** Aim of the task **
Collect every line in the records below that contains the word "เวลา".

=======

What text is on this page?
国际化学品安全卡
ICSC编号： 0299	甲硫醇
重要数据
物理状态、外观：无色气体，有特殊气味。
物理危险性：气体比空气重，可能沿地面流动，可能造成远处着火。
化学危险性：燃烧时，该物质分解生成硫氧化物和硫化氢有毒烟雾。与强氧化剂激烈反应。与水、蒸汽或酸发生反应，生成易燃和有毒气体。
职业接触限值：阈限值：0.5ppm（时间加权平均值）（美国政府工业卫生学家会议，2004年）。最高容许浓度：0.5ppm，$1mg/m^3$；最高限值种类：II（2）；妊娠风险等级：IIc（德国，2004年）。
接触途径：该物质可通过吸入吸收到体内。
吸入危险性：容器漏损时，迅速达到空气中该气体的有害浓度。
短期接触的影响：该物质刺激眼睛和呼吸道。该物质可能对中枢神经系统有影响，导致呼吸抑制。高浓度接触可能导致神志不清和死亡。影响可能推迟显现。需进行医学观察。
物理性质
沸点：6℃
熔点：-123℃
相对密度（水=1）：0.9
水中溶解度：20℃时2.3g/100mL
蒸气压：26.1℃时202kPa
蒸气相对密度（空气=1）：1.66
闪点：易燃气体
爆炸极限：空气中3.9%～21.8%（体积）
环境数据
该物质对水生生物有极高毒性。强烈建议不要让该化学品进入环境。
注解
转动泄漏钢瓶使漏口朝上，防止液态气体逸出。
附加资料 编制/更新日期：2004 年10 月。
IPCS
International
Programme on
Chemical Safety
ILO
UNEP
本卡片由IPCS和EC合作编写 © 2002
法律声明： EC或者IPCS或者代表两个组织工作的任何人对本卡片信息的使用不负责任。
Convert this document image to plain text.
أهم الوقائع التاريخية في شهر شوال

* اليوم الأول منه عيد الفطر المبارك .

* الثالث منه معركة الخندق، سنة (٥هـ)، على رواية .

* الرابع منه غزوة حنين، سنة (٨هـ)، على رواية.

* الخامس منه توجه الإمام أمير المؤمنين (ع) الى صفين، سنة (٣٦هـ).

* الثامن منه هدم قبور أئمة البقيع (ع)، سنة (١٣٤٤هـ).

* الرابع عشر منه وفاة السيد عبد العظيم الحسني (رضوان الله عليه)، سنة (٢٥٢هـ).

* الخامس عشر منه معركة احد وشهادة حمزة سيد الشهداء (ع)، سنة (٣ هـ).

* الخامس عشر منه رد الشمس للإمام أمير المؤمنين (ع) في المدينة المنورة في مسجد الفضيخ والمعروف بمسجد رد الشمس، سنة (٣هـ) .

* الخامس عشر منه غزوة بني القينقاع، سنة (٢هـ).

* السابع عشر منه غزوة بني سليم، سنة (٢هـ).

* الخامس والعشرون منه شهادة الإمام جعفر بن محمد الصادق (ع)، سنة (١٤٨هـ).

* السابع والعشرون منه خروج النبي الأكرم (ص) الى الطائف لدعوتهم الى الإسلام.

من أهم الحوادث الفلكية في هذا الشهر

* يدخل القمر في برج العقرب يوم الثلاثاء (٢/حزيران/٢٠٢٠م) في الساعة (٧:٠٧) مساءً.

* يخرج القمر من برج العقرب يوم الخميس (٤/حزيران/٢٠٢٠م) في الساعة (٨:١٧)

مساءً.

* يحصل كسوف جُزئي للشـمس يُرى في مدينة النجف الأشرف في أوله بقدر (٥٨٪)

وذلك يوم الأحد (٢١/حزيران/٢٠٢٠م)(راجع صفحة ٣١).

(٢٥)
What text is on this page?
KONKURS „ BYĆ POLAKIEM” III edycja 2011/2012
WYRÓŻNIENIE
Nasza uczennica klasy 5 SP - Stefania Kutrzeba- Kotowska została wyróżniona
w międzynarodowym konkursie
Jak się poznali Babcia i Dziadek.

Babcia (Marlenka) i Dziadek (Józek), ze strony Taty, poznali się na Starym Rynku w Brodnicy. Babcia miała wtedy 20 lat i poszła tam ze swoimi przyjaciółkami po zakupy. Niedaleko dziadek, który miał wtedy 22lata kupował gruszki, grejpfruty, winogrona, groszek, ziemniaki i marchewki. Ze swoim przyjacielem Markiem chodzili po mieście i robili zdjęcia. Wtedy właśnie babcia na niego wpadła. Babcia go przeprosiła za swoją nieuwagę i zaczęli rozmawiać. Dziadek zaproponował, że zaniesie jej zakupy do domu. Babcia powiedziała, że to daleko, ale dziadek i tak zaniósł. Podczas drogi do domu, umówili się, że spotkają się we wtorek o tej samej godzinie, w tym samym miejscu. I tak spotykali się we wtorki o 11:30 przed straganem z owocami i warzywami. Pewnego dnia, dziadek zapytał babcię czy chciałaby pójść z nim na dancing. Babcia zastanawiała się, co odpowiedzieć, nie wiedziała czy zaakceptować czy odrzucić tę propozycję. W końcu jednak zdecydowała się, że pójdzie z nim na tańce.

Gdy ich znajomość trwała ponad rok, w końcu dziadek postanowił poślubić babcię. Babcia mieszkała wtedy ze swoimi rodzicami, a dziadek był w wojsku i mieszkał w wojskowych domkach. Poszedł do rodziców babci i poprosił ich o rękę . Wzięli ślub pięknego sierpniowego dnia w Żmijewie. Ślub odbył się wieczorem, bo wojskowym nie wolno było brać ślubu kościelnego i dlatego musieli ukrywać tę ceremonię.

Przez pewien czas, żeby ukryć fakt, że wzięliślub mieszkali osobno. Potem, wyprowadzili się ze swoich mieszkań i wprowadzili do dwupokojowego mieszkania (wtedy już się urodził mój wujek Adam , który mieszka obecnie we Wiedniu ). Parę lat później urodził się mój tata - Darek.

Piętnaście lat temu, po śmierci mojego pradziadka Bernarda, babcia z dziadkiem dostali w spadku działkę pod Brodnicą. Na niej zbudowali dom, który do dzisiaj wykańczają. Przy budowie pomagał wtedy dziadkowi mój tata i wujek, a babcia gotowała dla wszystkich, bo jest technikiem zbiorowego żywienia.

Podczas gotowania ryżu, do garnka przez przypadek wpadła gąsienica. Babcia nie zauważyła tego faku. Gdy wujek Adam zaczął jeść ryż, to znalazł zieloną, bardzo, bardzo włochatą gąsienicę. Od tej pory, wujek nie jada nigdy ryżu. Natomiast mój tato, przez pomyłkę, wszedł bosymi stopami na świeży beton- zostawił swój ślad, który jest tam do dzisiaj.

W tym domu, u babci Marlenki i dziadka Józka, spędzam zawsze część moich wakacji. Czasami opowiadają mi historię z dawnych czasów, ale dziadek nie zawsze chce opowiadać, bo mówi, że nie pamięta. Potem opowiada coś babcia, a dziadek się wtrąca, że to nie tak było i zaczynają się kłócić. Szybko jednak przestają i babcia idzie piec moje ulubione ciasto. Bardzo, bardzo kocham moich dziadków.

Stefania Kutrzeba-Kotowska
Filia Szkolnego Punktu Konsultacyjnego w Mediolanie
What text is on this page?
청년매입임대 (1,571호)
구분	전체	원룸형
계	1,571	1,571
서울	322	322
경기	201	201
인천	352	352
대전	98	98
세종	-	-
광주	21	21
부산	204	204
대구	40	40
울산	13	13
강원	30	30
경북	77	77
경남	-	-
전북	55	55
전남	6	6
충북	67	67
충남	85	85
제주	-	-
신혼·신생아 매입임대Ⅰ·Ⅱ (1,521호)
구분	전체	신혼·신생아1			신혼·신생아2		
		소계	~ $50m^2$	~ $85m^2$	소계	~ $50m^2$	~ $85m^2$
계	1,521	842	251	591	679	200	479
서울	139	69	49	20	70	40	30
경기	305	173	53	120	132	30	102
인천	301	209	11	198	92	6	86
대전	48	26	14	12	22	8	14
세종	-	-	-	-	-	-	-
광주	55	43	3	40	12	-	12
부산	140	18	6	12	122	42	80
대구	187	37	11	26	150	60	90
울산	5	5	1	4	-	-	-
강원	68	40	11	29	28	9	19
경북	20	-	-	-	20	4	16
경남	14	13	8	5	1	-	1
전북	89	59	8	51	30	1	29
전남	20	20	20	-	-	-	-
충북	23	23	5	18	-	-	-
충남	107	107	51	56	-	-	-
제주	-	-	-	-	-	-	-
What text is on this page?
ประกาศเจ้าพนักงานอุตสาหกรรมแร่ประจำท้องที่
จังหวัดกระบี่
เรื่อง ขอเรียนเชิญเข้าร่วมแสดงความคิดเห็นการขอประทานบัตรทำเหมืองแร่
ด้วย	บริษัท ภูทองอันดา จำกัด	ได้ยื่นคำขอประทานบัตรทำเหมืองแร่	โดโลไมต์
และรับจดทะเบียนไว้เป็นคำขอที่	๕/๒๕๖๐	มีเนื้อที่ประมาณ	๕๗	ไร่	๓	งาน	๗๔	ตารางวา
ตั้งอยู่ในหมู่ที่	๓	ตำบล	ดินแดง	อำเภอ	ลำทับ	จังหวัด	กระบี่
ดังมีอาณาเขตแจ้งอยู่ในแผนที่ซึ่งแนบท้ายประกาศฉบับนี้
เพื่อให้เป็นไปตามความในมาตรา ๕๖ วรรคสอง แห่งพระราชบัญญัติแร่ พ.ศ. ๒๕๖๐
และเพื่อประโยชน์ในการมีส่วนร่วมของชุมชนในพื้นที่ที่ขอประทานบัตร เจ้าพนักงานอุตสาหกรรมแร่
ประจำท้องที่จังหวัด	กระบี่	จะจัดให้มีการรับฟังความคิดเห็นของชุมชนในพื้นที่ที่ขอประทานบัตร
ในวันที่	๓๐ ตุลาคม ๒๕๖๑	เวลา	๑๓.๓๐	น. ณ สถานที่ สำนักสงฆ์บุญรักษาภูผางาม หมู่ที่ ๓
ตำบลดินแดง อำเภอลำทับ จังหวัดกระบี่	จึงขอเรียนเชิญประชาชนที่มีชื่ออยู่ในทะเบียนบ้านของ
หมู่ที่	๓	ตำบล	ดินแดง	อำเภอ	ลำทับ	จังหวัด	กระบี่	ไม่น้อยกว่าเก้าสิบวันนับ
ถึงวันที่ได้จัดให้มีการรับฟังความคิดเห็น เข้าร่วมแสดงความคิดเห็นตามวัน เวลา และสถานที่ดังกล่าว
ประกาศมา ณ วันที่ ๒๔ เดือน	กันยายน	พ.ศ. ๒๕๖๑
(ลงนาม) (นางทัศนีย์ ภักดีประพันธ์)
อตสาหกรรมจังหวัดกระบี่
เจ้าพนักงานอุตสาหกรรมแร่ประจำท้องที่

=======

** Response **
ในวันที่	๓๐ ตุลาคม ๒๕๖๑	เวลา	๑๓.๓๐	น. ณ สถานที่ สำนักสงฆ์บุญรักษาภูผางาม หมู่ที่ ๓
ถึงวันที่ได้จัดให้มีการรับฟังความคิดเห็น เข้าร่วมแสดงความคิดเห็นตามวัน เวลา และสถานที่ดังกล่าว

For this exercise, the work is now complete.